Which lines in the material below contain the word "mode"? Copy each of them.

---------- Raw data ----------

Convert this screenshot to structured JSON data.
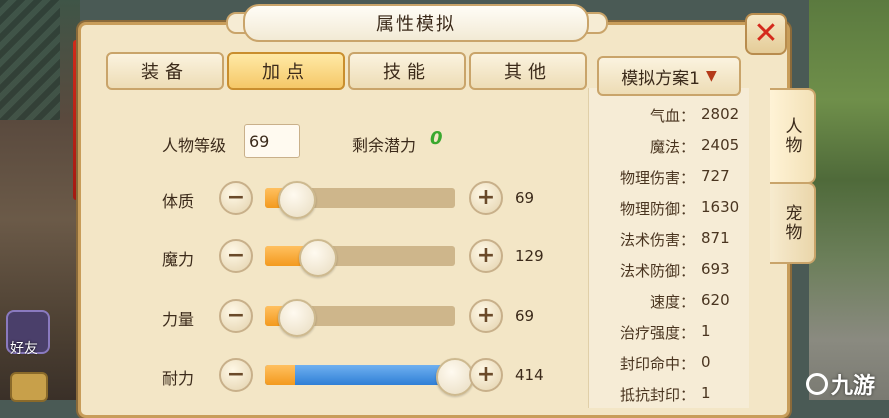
{
  "window": {
    "title": "属性模拟"
  },
  "tabs": [
    {
      "label": "装备",
      "active": false
    },
    {
      "label": "加点",
      "active": true
    },
    {
      "label": "技能",
      "active": false
    },
    {
      "label": "其他",
      "active": false
    }
  ],
  "level": {
    "label": "人物等级",
    "value": "69"
  },
  "potential": {
    "label": "剩余潜力",
    "value": "0"
  },
  "attributes": [
    {
      "name": "体质",
      "value": "69",
      "fill": 0.16,
      "color": "orange"
    },
    {
      "name": "魔力",
      "value": "129",
      "fill": 0.27,
      "color": "orange"
    },
    {
      "name": "力量",
      "value": "69",
      "fill": 0.16,
      "color": "orange"
    },
    {
      "name": "耐力",
      "value": "414",
      "fill": 0.99,
      "color": "blue"
    }
  ],
  "plan": {
    "label": "模拟方案1"
  },
  "stats": [
    {
      "name": "气血",
      "value": "2802"
    },
    {
      "name": "魔法",
      "value": "2405"
    },
    {
      "name": "物理伤害",
      "value": "727"
    },
    {
      "name": "物理防御",
      "value": "1630"
    },
    {
      "name": "法术伤害",
      "value": "871"
    },
    {
      "name": "法术防御",
      "value": "693"
    },
    {
      "name": "速度",
      "value": "620"
    },
    {
      "name": "治疗强度",
      "value": "1"
    },
    {
      "name": "封印命中",
      "value": "0"
    },
    {
      "name": "抵抗封印",
      "value": "1"
    }
  ],
  "side_tabs": [
    {
      "label": "人物"
    },
    {
      "label": "宠物"
    }
  ],
  "game_hud": {
    "friend_label": "好友"
  },
  "watermark": "九游",
  "colors": {
    "accent_orange": "#f39a1e",
    "accent_blue": "#2f7fd6",
    "close_red": "#d42a1c",
    "potential_green": "#3aa82e"
  }
}
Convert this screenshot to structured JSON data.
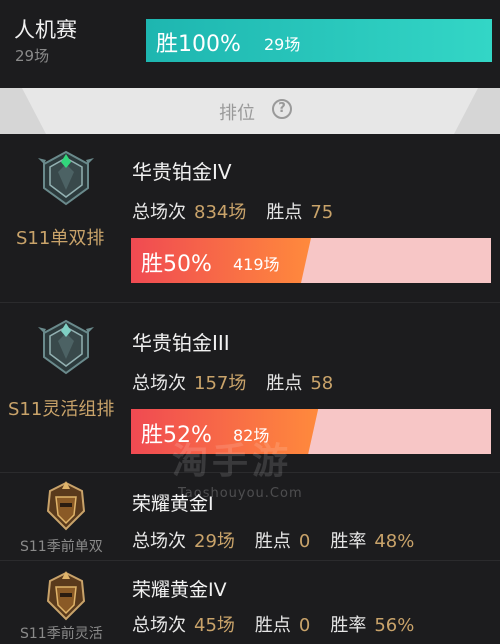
{
  "bot_match": {
    "title": "人机赛",
    "games": "29场",
    "win_label": "胜100%",
    "win_count": "29场",
    "win_rate": 1.0
  },
  "ranked_section": {
    "label": "排位",
    "help_icon": "?"
  },
  "queues": [
    {
      "mode": "S11单双排",
      "tier": "华贵铂金IV",
      "total_games_label": "总场次",
      "total_games": "834场",
      "lp_label": "胜点",
      "lp": "75",
      "win_label": "胜50%",
      "win_count": "419场",
      "win_rate": 0.5,
      "badge": "platinum-emblem-icon"
    },
    {
      "mode": "S11灵活组排",
      "tier": "华贵铂金III",
      "total_games_label": "总场次",
      "total_games": "157场",
      "lp_label": "胜点",
      "lp": "58",
      "win_label": "胜52%",
      "win_count": "82场",
      "win_rate": 0.52,
      "badge": "platinum-emblem-icon"
    },
    {
      "mode": "S11季前单双",
      "tier": "荣耀黄金I",
      "total_games_label": "总场次",
      "total_games": "29场",
      "lp_label": "胜点",
      "lp": "0",
      "rate_label": "胜率",
      "rate": "48%",
      "badge": "gold-emblem-icon"
    },
    {
      "mode": "S11季前灵活",
      "tier": "荣耀黄金IV",
      "total_games_label": "总场次",
      "total_games": "45场",
      "lp_label": "胜点",
      "lp": "0",
      "rate_label": "胜率",
      "rate": "56%",
      "badge": "gold-emblem-icon"
    }
  ],
  "watermark": {
    "logo_text": "淘手游",
    "url": "Taoshouyou.Com"
  },
  "colors": {
    "background": "#1c1c1e",
    "accent_gold": "#c9a36a",
    "bot_bar": "#1eb6b0",
    "win_bar_start": "#f04a52",
    "win_bar_end": "#ff8a3c",
    "win_bar_track": "#f7c6c6"
  }
}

----------

• **Complete output**:
      "mode": "S11单双排",
      "mode": "S11灵活组排",
      "mode": "S11季前单双",
      "mode": "S11季前灵活",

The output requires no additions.